(Rows from a layout dataset)
################

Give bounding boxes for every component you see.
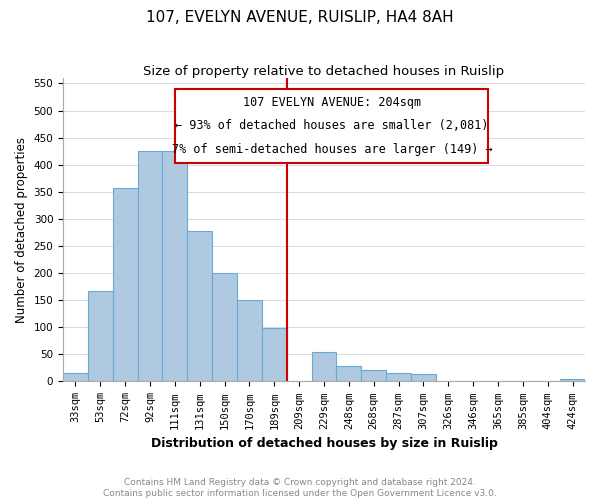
Bar [411, 374, 436, 382]
Bar [337, 366, 361, 382]
Bar [560, 378, 585, 382]
Bar [137, 151, 163, 382]
Text: 7% of semi-detached houses are larger (149) →: 7% of semi-detached houses are larger (1… [172, 143, 492, 156]
Text: 107 EVELYN AVENUE: 204sqm: 107 EVELYN AVENUE: 204sqm [243, 96, 421, 108]
Bar [63, 374, 88, 382]
Bar [386, 374, 411, 382]
Bar [88, 291, 113, 382]
Bar [113, 188, 137, 382]
Bar [311, 352, 337, 382]
Bar [262, 328, 287, 382]
Bar [163, 151, 187, 382]
Bar [237, 300, 262, 382]
Y-axis label: Number of detached properties: Number of detached properties [15, 136, 28, 322]
Bar [361, 370, 386, 382]
Text: Contains HM Land Registry data © Crown copyright and database right 2024.
Contai: Contains HM Land Registry data © Crown c… [103, 478, 497, 498]
Text: ← 93% of detached houses are smaller (2,081): ← 93% of detached houses are smaller (2,… [175, 120, 488, 132]
Bar [212, 273, 237, 382]
Text: 107, EVELYN AVENUE, RUISLIP, HA4 8AH: 107, EVELYN AVENUE, RUISLIP, HA4 8AH [146, 10, 454, 25]
FancyBboxPatch shape [175, 88, 488, 163]
Title: Size of property relative to detached houses in Ruislip: Size of property relative to detached ho… [143, 65, 505, 78]
X-axis label: Distribution of detached houses by size in Ruislip: Distribution of detached houses by size … [151, 437, 497, 450]
Bar [187, 231, 212, 382]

################

What to produce: Copy every record above word for word, omitting the picture markers.

Exercise output:
Give bounding boxes for every component you see.
Bar [411, 374, 436, 382]
Bar [337, 366, 361, 382]
Bar [560, 378, 585, 382]
Bar [137, 151, 163, 382]
Text: 7% of semi-detached houses are larger (149) →: 7% of semi-detached houses are larger (1… [172, 143, 492, 156]
Text: 107 EVELYN AVENUE: 204sqm: 107 EVELYN AVENUE: 204sqm [243, 96, 421, 108]
Bar [63, 374, 88, 382]
Bar [386, 374, 411, 382]
Bar [88, 291, 113, 382]
Bar [113, 188, 137, 382]
Bar [311, 352, 337, 382]
Bar [262, 328, 287, 382]
Bar [163, 151, 187, 382]
Bar [237, 300, 262, 382]
Y-axis label: Number of detached properties: Number of detached properties [15, 136, 28, 322]
Bar [361, 370, 386, 382]
Text: Contains HM Land Registry data © Crown copyright and database right 2024.
Contai: Contains HM Land Registry data © Crown c… [103, 478, 497, 498]
Text: ← 93% of detached houses are smaller (2,081): ← 93% of detached houses are smaller (2,… [175, 120, 488, 132]
Bar [212, 273, 237, 382]
Text: 107, EVELYN AVENUE, RUISLIP, HA4 8AH: 107, EVELYN AVENUE, RUISLIP, HA4 8AH [146, 10, 454, 25]
FancyBboxPatch shape [175, 88, 488, 163]
Title: Size of property relative to detached houses in Ruislip: Size of property relative to detached ho… [143, 65, 505, 78]
X-axis label: Distribution of detached houses by size in Ruislip: Distribution of detached houses by size … [151, 437, 497, 450]
Bar [187, 231, 212, 382]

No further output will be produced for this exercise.